▸ GIVEN INSTRUCTION
Count every line in the entries that contains "POLONIEX". Report that count alone.

** Start GIVEN INFORMATION **

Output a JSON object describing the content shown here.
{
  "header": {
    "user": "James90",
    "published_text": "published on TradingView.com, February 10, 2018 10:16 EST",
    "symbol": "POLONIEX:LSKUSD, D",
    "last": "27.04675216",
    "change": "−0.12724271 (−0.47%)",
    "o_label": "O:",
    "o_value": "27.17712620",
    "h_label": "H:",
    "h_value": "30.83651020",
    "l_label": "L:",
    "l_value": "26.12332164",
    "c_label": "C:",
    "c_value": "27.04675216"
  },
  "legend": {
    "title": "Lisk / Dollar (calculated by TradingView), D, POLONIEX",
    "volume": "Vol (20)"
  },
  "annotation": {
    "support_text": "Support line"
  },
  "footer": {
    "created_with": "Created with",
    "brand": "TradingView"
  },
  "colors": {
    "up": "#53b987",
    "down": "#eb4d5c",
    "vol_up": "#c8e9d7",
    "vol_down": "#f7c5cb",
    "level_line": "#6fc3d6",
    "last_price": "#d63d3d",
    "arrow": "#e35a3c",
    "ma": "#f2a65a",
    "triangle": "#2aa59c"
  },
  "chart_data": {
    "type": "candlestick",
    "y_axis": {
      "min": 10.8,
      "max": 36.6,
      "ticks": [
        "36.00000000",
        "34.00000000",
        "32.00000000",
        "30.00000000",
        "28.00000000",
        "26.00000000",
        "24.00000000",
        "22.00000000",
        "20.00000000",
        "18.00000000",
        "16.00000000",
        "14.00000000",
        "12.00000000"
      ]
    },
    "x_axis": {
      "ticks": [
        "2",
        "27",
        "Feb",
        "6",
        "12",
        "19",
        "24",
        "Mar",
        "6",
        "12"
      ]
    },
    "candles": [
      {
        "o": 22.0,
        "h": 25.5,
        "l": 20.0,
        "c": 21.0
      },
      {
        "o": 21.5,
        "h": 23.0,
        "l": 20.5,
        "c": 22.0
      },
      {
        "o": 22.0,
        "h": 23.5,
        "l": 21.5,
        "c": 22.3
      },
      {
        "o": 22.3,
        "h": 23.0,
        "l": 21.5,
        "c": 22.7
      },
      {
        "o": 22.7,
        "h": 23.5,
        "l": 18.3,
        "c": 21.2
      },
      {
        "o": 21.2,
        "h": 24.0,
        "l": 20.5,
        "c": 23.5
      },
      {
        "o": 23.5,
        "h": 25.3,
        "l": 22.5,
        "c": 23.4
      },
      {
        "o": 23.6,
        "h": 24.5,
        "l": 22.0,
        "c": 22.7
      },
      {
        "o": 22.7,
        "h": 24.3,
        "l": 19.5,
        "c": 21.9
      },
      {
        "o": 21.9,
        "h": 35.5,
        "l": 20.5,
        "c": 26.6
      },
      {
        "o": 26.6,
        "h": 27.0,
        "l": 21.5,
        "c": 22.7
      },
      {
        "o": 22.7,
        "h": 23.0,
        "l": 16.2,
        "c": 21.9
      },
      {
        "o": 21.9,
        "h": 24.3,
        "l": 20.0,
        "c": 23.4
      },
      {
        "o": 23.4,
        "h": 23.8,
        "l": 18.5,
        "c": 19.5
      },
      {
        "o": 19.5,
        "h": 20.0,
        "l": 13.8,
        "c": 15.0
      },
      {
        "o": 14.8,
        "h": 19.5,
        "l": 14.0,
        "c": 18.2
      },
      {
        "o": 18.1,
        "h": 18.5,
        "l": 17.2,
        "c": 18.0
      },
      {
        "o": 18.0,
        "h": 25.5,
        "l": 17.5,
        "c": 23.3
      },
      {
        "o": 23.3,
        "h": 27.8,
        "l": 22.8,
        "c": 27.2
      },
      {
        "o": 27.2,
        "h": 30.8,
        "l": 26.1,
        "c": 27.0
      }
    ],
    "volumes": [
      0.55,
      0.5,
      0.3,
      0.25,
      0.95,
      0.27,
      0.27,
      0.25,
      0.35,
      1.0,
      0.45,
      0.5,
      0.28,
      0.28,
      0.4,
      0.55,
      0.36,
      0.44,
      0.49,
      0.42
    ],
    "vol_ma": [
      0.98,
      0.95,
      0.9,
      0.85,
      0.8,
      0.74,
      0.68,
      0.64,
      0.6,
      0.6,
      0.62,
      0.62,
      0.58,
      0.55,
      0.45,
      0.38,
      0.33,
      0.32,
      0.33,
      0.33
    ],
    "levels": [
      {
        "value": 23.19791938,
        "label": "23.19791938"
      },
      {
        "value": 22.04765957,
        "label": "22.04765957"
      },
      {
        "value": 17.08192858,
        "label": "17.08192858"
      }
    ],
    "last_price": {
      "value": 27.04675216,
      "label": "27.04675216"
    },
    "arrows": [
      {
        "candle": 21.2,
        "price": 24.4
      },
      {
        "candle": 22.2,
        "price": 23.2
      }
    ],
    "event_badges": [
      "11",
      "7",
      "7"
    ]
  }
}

** End GIVEN INFORMATION **

▸ ANSWER
2